• _Record excerpts_
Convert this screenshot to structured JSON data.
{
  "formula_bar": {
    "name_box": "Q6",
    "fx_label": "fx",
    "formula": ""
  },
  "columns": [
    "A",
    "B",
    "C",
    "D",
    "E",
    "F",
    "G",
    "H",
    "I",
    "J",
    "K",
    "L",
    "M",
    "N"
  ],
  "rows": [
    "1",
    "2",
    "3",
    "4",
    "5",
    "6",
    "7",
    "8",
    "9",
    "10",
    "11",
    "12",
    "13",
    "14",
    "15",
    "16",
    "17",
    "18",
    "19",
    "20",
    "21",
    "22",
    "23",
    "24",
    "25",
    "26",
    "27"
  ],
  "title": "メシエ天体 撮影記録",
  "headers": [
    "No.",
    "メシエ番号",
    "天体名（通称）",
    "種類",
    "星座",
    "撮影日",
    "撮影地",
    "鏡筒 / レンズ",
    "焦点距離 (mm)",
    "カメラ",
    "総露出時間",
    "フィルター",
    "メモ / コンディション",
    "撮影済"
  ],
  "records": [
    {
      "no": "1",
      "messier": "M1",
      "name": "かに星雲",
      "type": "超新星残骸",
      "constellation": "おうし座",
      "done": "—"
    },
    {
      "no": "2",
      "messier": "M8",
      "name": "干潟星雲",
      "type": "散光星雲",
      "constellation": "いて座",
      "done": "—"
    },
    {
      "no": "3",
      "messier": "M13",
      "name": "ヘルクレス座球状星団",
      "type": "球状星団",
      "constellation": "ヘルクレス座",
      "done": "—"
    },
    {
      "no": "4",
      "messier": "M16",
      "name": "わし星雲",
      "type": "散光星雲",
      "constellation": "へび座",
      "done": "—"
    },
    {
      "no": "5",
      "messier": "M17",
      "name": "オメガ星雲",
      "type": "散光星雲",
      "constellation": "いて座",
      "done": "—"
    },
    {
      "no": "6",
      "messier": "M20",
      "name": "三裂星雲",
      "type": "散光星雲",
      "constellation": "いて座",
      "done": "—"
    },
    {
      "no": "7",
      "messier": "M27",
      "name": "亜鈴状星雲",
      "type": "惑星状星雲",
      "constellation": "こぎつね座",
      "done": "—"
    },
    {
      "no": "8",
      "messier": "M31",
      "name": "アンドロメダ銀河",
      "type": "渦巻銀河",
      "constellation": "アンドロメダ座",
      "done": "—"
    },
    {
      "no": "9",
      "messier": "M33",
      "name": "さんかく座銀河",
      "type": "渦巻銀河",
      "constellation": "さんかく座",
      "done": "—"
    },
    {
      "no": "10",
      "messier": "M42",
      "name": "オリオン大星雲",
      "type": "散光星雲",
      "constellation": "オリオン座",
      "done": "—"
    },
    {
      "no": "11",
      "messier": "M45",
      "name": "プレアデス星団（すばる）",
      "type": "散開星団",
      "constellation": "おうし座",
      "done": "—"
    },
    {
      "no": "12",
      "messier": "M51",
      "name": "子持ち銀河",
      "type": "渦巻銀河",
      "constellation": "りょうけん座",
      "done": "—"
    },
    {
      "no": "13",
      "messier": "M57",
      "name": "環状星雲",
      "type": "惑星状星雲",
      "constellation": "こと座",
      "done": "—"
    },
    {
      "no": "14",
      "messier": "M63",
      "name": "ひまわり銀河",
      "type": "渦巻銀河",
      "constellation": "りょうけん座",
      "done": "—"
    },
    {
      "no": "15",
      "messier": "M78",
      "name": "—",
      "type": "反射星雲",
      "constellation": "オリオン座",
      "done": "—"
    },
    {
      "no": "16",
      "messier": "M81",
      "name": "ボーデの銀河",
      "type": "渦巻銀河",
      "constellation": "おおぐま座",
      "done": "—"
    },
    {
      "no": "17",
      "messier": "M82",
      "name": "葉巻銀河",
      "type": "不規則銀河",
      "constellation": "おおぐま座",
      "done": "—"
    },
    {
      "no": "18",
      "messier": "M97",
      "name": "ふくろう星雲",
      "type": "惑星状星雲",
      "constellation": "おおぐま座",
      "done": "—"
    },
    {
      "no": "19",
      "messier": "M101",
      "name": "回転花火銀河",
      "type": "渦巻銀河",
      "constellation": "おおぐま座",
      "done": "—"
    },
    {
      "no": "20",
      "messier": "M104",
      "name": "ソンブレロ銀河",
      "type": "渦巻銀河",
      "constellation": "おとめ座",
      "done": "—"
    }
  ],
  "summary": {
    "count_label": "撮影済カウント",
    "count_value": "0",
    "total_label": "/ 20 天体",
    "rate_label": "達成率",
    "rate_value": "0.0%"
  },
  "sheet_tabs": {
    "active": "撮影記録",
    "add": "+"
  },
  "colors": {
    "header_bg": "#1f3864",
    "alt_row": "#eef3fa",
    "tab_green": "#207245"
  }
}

• _Task prompt_
Each entry above is to be printed again exactly.

• _Solved problem_
Convert this screenshot to structured JSON data.
{
  "formula_bar": {
    "name_box": "Q6",
    "fx_label": "fx",
    "formula": ""
  },
  "columns": [
    "A",
    "B",
    "C",
    "D",
    "E",
    "F",
    "G",
    "H",
    "I",
    "J",
    "K",
    "L",
    "M",
    "N"
  ],
  "rows": [
    "1",
    "2",
    "3",
    "4",
    "5",
    "6",
    "7",
    "8",
    "9",
    "10",
    "11",
    "12",
    "13",
    "14",
    "15",
    "16",
    "17",
    "18",
    "19",
    "20",
    "21",
    "22",
    "23",
    "24",
    "25",
    "26",
    "27"
  ],
  "title": "メシエ天体 撮影記録",
  "headers": [
    "No.",
    "メシエ番号",
    "天体名（通称）",
    "種類",
    "星座",
    "撮影日",
    "撮影地",
    "鏡筒 / レンズ",
    "焦点距離 (mm)",
    "カメラ",
    "総露出時間",
    "フィルター",
    "メモ / コンディション",
    "撮影済"
  ],
  "records": [
    {
      "no": "1",
      "messier": "M1",
      "name": "かに星雲",
      "type": "超新星残骸",
      "constellation": "おうし座",
      "done": "—"
    },
    {
      "no": "2",
      "messier": "M8",
      "name": "干潟星雲",
      "type": "散光星雲",
      "constellation": "いて座",
      "done": "—"
    },
    {
      "no": "3",
      "messier": "M13",
      "name": "ヘルクレス座球状星団",
      "type": "球状星団",
      "constellation": "ヘルクレス座",
      "done": "—"
    },
    {
      "no": "4",
      "messier": "M16",
      "name": "わし星雲",
      "type": "散光星雲",
      "constellation": "へび座",
      "done": "—"
    },
    {
      "no": "5",
      "messier": "M17",
      "name": "オメガ星雲",
      "type": "散光星雲",
      "constellation": "いて座",
      "done": "—"
    },
    {
      "no": "6",
      "messier": "M20",
      "name": "三裂星雲",
      "type": "散光星雲",
      "constellation": "いて座",
      "done": "—"
    },
    {
      "no": "7",
      "messier": "M27",
      "name": "亜鈴状星雲",
      "type": "惑星状星雲",
      "constellation": "こぎつね座",
      "done": "—"
    },
    {
      "no": "8",
      "messier": "M31",
      "name": "アンドロメダ銀河",
      "type": "渦巻銀河",
      "constellation": "アンドロメダ座",
      "done": "—"
    },
    {
      "no": "9",
      "messier": "M33",
      "name": "さんかく座銀河",
      "type": "渦巻銀河",
      "constellation": "さんかく座",
      "done": "—"
    },
    {
      "no": "10",
      "messier": "M42",
      "name": "オリオン大星雲",
      "type": "散光星雲",
      "constellation": "オリオン座",
      "done": "—"
    },
    {
      "no": "11",
      "messier": "M45",
      "name": "プレアデス星団（すばる）",
      "type": "散開星団",
      "constellation": "おうし座",
      "done": "—"
    },
    {
      "no": "12",
      "messier": "M51",
      "name": "子持ち銀河",
      "type": "渦巻銀河",
      "constellation": "りょうけん座",
      "done": "—"
    },
    {
      "no": "13",
      "messier": "M57",
      "name": "環状星雲",
      "type": "惑星状星雲",
      "constellation": "こと座",
      "done": "—"
    },
    {
      "no": "14",
      "messier": "M63",
      "name": "ひまわり銀河",
      "type": "渦巻銀河",
      "constellation": "りょうけん座",
      "done": "—"
    },
    {
      "no": "15",
      "messier": "M78",
      "name": "—",
      "type": "反射星雲",
      "constellation": "オリオン座",
      "done": "—"
    },
    {
      "no": "16",
      "messier": "M81",
      "name": "ボーデの銀河",
      "type": "渦巻銀河",
      "constellation": "おおぐま座",
      "done": "—"
    },
    {
      "no": "17",
      "messier": "M82",
      "name": "葉巻銀河",
      "type": "不規則銀河",
      "constellation": "おおぐま座",
      "done": "—"
    },
    {
      "no": "18",
      "messier": "M97",
      "name": "ふくろう星雲",
      "type": "惑星状星雲",
      "constellation": "おおぐま座",
      "done": "—"
    },
    {
      "no": "19",
      "messier": "M101",
      "name": "回転花火銀河",
      "type": "渦巻銀河",
      "constellation": "おおぐま座",
      "done": "—"
    },
    {
      "no": "20",
      "messier": "M104",
      "name": "ソンブレロ銀河",
      "type": "渦巻銀河",
      "constellation": "おとめ座",
      "done": "—"
    }
  ],
  "summary": {
    "count_label": "撮影済カウント",
    "count_value": "0",
    "total_label": "/ 20 天体",
    "rate_label": "達成率",
    "rate_value": "0.0%"
  },
  "sheet_tabs": {
    "active": "撮影記録",
    "add": "+"
  },
  "colors": {
    "header_bg": "#1f3864",
    "alt_row": "#eef3fa",
    "tab_green": "#207245"
  }
}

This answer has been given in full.